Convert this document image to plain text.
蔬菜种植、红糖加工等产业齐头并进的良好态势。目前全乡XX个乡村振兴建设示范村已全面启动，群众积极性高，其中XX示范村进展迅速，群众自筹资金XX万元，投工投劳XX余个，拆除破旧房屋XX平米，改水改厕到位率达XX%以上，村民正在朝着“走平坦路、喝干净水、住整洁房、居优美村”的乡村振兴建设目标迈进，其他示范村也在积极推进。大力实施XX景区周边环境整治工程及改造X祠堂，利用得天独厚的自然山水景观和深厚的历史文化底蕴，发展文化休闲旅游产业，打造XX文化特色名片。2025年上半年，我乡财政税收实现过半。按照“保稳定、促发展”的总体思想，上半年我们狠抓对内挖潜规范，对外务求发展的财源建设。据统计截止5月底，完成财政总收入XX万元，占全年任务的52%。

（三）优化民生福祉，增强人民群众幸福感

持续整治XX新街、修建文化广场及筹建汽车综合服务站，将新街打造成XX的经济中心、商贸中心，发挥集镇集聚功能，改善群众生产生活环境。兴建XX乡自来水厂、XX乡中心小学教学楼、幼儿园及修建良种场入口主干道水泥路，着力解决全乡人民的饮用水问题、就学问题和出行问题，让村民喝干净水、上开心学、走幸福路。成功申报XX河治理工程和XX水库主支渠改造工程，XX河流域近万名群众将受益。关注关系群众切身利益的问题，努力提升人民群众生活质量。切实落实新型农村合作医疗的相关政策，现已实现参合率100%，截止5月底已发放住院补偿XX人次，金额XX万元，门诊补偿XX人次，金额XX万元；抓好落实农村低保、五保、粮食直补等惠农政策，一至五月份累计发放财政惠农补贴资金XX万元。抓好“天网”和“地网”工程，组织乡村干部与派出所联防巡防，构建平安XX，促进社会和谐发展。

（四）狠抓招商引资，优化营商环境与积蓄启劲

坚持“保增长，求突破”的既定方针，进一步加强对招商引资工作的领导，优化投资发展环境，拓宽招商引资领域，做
◇ ◇ ◇ ◇
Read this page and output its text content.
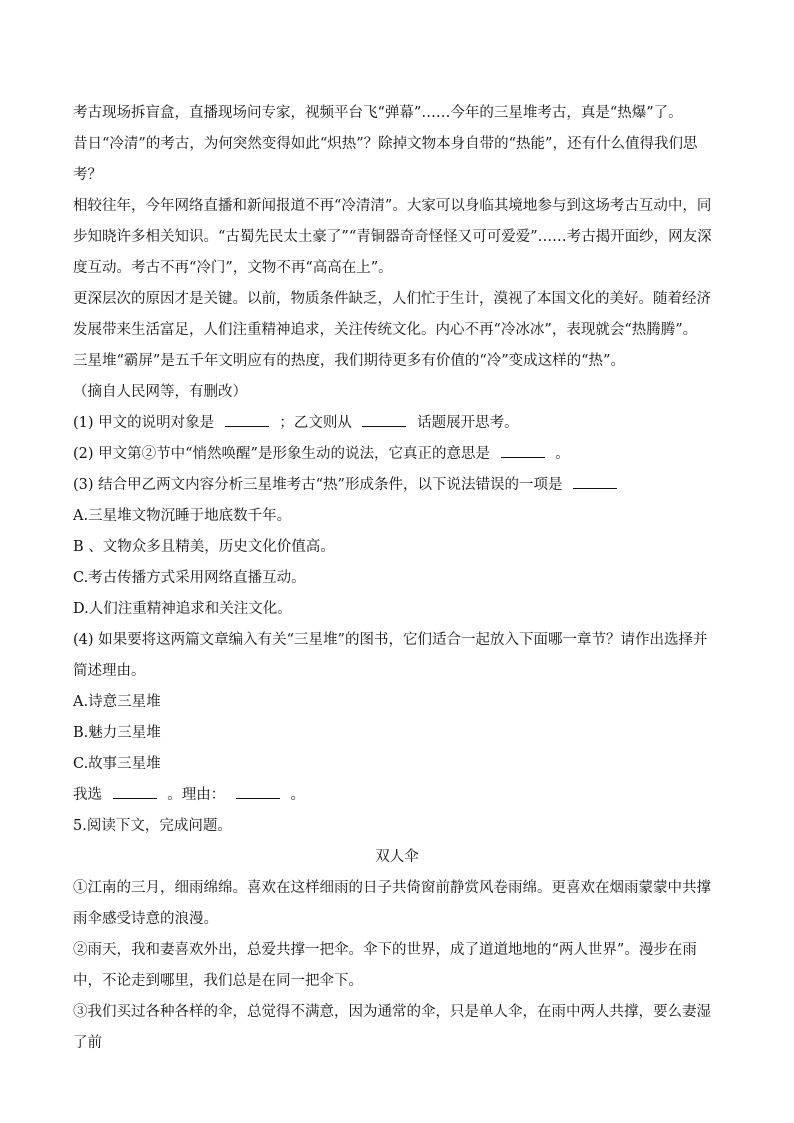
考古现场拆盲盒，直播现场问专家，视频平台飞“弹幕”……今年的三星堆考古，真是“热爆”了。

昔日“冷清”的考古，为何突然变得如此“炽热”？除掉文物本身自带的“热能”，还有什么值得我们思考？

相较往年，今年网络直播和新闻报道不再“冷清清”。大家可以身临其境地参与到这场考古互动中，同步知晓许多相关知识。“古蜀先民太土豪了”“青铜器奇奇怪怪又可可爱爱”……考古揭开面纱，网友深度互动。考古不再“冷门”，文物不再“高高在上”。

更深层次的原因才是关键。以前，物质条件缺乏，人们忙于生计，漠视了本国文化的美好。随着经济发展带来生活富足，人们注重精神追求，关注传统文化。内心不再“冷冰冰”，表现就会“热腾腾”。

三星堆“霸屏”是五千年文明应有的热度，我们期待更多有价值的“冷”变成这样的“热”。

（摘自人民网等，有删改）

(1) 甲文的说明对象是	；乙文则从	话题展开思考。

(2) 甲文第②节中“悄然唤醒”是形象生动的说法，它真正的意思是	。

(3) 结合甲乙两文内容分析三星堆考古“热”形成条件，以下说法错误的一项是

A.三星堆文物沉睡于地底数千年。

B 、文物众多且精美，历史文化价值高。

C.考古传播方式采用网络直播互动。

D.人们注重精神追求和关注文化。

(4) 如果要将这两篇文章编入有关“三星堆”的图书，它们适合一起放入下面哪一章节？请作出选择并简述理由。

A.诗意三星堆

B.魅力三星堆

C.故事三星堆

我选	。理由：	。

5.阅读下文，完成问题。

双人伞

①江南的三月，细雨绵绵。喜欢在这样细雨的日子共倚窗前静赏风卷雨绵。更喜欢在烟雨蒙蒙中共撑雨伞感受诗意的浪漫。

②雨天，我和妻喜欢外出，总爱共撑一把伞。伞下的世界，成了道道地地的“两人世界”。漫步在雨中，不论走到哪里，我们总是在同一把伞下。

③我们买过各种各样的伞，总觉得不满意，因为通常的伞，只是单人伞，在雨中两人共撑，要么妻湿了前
◇ ◇ ◇ ◇
▸ WHAT IS ASKED
Where a line holds "this", copy it out.

▸ FINAL RESULT
Convert this document image to plain text.
Read this page and output its text content.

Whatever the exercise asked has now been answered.